About this task:
While reading through the material below, copy each line that holds the word "fatty".

Extracted material:
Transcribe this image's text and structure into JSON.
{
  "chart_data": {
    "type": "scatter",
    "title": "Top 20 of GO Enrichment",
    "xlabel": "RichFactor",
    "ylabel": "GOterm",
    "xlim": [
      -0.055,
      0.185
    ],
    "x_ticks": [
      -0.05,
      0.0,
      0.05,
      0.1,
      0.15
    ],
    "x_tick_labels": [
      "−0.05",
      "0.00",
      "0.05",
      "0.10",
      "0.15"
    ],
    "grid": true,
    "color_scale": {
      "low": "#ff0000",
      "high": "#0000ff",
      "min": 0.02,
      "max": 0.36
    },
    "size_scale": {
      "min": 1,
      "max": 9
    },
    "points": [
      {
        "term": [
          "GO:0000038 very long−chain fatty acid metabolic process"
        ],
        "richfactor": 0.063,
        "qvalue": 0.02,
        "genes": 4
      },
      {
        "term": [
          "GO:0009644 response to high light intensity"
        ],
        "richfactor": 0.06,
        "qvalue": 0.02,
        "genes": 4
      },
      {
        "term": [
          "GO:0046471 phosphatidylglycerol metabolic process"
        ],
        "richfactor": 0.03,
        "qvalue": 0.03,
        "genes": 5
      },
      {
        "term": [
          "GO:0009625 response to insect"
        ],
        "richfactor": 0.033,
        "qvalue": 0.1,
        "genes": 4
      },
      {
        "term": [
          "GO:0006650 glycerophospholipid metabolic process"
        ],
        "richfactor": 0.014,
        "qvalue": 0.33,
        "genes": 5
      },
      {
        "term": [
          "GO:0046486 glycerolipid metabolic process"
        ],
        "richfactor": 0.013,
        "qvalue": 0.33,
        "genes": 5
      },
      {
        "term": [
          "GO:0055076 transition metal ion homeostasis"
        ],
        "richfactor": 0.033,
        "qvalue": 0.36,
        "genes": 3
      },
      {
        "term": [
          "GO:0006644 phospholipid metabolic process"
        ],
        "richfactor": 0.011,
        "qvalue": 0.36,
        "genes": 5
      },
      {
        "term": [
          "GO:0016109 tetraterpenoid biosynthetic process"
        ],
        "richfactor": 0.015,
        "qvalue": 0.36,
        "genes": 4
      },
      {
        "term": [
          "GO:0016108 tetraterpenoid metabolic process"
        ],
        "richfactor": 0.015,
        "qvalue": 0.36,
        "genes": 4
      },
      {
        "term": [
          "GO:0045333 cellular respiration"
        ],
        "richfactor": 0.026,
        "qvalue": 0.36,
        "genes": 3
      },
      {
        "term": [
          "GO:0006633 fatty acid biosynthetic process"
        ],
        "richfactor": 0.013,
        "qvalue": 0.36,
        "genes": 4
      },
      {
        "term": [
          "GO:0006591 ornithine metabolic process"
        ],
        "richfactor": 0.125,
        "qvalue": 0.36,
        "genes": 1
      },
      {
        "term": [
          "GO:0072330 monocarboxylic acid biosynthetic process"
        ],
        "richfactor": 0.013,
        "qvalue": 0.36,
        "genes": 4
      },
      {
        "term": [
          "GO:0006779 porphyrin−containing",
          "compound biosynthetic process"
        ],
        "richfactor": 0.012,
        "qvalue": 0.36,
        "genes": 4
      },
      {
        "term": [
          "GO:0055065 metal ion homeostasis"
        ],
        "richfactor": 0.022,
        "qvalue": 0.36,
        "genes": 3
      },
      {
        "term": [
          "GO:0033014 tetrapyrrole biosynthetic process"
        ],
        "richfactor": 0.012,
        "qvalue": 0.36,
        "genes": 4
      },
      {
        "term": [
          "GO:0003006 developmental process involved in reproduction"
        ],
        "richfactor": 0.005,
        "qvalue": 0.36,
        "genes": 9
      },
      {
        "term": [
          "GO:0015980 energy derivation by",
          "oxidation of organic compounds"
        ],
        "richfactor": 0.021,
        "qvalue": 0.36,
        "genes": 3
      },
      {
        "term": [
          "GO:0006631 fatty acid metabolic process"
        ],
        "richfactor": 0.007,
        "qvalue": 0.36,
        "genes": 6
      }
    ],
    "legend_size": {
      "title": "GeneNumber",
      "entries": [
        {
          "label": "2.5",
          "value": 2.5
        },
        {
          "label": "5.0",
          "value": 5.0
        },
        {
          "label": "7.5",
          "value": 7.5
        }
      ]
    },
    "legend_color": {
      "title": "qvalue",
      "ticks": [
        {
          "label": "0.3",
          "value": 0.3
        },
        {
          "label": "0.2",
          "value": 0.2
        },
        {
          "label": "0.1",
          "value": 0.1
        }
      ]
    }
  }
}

Solution for this task:
          "GO:0000038 very long−chain fatty acid metabolic process"
          "GO:0006633 fatty acid biosynthetic process"
          "GO:0006631 fatty acid metabolic process"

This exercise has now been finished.